§ The problem
Pull every line containing "snap" out of the material below.

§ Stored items
┏━━

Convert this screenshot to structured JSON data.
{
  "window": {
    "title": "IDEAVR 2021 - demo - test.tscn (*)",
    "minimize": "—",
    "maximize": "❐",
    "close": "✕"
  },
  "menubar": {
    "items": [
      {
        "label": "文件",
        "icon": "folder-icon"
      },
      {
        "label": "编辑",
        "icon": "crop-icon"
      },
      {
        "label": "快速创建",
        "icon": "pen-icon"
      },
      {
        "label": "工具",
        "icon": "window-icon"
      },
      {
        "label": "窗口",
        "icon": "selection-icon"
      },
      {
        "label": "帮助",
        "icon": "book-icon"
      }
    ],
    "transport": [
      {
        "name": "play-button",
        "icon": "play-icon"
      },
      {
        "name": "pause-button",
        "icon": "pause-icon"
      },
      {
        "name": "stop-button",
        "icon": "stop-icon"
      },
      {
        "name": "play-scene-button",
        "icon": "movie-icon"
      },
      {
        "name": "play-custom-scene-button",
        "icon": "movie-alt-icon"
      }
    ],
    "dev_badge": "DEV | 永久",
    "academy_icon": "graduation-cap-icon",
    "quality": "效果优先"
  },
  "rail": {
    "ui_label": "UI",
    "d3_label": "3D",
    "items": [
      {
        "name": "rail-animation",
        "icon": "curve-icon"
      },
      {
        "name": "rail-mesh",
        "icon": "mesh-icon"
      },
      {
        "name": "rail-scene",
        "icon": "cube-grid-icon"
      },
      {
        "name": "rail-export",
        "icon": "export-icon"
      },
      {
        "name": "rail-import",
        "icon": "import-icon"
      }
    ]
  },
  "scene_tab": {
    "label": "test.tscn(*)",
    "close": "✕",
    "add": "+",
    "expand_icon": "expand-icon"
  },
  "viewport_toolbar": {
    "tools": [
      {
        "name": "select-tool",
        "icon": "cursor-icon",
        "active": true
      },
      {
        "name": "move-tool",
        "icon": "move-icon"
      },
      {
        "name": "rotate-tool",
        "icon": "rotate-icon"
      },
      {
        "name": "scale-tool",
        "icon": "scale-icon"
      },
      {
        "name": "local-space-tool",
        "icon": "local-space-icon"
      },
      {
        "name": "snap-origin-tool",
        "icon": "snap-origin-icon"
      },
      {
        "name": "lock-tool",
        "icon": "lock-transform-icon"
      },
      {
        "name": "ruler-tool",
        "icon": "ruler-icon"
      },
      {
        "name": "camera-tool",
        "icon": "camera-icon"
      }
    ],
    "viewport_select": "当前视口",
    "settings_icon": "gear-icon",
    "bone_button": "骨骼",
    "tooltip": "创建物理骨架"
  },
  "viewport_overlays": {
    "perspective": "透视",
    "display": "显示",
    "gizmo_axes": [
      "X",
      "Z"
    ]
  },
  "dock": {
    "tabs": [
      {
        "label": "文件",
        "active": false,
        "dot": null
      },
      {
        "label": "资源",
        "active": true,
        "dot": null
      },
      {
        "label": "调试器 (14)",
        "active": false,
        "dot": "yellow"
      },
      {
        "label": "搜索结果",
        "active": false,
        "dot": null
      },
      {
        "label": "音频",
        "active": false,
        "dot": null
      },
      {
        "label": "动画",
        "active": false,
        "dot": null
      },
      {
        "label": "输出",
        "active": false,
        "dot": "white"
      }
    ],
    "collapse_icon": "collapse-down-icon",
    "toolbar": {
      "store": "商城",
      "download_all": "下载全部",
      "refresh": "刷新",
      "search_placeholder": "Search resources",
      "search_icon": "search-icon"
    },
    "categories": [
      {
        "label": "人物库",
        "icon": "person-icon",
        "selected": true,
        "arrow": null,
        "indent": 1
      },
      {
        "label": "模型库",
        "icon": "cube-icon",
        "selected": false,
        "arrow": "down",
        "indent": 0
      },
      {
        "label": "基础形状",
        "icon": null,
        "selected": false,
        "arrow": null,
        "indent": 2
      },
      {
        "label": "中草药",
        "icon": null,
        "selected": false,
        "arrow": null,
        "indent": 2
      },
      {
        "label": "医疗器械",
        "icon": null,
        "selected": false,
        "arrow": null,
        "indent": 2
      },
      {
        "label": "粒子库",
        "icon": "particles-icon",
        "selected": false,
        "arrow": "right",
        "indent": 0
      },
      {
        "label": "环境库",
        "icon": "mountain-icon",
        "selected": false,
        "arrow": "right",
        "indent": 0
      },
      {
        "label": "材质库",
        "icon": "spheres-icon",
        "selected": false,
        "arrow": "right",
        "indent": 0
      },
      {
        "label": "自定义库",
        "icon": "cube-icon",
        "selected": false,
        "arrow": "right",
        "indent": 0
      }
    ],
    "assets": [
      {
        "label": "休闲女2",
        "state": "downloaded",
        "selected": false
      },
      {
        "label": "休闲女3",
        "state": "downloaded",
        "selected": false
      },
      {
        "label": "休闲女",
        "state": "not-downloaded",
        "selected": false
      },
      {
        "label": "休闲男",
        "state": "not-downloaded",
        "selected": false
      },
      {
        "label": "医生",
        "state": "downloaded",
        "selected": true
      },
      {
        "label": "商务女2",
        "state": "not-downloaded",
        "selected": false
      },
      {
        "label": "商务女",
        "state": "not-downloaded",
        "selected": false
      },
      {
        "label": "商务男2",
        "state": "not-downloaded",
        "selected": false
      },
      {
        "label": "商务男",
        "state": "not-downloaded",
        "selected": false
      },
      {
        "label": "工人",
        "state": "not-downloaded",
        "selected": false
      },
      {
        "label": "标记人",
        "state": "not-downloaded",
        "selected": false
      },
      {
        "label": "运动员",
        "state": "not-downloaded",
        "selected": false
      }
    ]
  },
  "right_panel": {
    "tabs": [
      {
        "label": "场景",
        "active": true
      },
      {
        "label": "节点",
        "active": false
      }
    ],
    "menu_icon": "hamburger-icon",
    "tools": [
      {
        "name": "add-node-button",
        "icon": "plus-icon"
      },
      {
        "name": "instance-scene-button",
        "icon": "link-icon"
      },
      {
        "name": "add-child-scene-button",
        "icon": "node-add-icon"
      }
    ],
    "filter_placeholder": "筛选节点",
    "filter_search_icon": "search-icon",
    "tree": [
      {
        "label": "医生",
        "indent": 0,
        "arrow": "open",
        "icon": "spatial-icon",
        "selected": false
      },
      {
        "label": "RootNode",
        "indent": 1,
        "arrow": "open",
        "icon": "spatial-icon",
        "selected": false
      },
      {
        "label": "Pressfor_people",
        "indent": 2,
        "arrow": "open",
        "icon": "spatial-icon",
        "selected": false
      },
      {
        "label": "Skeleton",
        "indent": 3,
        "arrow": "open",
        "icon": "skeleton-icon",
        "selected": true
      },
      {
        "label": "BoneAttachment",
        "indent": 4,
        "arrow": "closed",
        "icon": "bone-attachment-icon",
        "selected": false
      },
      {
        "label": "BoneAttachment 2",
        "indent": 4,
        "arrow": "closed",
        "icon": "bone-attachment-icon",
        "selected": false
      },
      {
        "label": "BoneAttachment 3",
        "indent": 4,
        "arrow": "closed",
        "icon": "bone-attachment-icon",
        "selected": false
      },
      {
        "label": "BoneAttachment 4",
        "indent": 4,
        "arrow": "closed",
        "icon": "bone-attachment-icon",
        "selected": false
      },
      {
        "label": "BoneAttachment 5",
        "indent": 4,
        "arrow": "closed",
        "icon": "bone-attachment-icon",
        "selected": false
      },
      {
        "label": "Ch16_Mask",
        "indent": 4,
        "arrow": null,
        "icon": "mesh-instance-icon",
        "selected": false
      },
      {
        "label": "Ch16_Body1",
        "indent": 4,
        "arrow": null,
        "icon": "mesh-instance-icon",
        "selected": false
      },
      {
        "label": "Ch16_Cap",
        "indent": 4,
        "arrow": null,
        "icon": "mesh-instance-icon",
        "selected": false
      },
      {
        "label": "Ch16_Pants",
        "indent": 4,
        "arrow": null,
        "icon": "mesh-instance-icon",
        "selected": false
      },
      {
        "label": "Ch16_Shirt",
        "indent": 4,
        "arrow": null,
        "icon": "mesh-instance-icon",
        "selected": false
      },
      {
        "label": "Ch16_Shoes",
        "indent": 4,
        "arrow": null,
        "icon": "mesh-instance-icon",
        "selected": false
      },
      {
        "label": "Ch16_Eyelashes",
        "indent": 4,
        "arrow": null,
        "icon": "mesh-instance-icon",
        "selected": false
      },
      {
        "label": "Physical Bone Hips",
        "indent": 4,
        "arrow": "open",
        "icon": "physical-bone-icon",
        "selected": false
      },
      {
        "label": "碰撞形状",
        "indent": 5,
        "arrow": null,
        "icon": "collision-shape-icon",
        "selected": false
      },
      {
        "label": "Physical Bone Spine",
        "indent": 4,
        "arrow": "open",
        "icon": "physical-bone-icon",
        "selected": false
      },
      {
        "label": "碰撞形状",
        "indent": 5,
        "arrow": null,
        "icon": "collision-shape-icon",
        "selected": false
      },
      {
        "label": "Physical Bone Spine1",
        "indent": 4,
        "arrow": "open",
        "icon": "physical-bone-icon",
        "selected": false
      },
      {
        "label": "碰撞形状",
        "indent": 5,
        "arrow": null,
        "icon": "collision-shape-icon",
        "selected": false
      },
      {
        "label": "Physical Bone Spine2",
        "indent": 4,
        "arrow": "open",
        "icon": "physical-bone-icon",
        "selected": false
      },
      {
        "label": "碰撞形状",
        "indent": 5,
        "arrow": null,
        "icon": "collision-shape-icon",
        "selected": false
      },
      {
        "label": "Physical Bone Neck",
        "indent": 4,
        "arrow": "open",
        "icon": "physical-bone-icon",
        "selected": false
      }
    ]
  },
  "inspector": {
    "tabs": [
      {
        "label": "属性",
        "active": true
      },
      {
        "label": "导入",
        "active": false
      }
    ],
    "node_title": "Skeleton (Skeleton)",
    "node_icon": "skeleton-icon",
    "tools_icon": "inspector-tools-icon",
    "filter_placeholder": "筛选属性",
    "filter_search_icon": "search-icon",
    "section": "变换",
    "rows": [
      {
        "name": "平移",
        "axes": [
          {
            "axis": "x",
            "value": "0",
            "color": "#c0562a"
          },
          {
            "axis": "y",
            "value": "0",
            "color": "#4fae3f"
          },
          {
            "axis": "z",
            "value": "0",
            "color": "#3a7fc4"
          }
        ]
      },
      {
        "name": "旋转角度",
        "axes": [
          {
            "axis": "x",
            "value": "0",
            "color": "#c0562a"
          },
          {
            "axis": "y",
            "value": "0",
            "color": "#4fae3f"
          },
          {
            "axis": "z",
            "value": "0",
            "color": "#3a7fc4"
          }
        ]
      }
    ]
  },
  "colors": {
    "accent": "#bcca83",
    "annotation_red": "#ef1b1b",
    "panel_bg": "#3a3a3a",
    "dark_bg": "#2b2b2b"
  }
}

┗━━

§ Task result
        "name": "snap-origin-tool",
        "icon": "snap-origin-icon"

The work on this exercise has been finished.